= YOUR INSTRUCTIONS =
Identify all lines in the data containing the string "fellow". Copy them out.

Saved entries

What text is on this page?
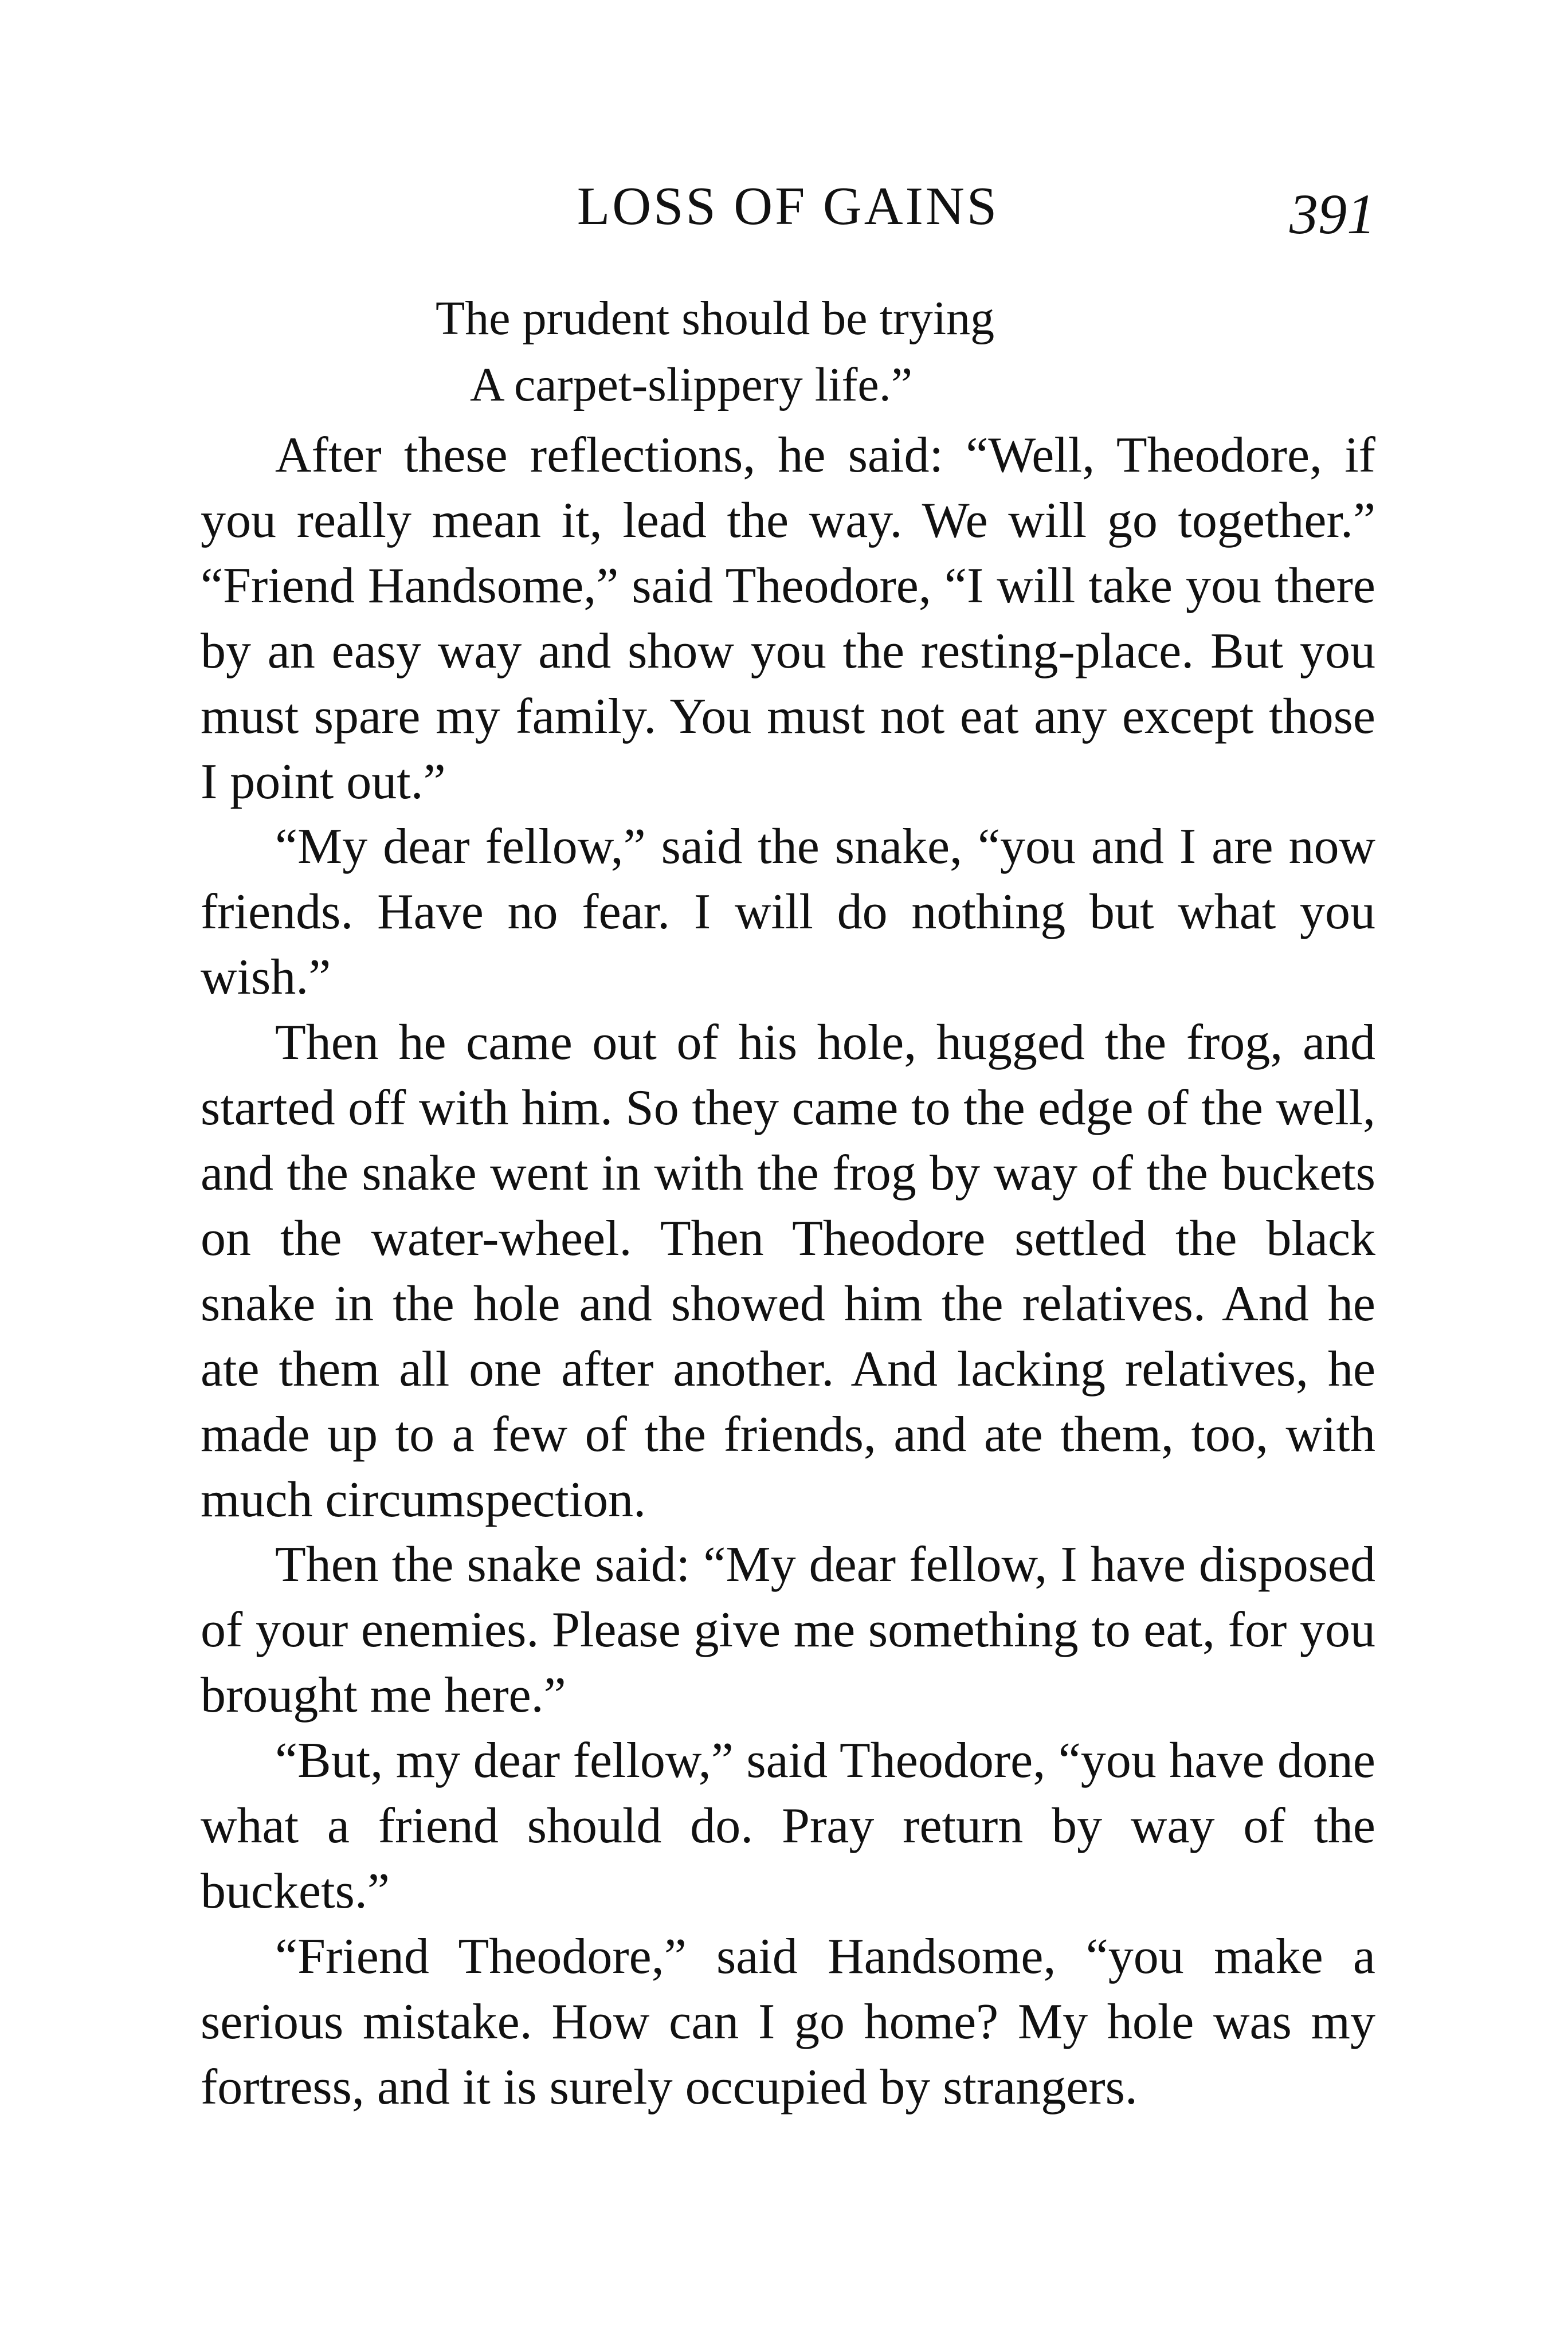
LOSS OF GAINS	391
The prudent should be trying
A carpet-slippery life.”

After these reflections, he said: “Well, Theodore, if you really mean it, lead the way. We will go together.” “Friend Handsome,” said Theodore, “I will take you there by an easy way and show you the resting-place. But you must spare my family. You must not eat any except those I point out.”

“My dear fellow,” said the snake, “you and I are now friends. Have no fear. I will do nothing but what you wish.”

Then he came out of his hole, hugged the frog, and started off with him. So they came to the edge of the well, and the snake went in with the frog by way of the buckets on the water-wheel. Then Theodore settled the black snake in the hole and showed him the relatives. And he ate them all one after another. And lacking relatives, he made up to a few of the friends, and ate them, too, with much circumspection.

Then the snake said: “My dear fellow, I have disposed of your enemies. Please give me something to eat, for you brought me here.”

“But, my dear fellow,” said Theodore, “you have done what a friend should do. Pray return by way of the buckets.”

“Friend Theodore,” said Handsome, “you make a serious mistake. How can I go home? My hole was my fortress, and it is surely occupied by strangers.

= REPLY =
“My dear fellow,” said the snake, “you and I are now friends. Have no fear. I will do nothing but what you wish.”
Then the snake said: “My dear fellow, I have disposed of your enemies. Please give me something to eat, for you brought me here.”
“But, my dear fellow,” said Theodore, “you have done what a friend should do. Pray return by way of the buckets.”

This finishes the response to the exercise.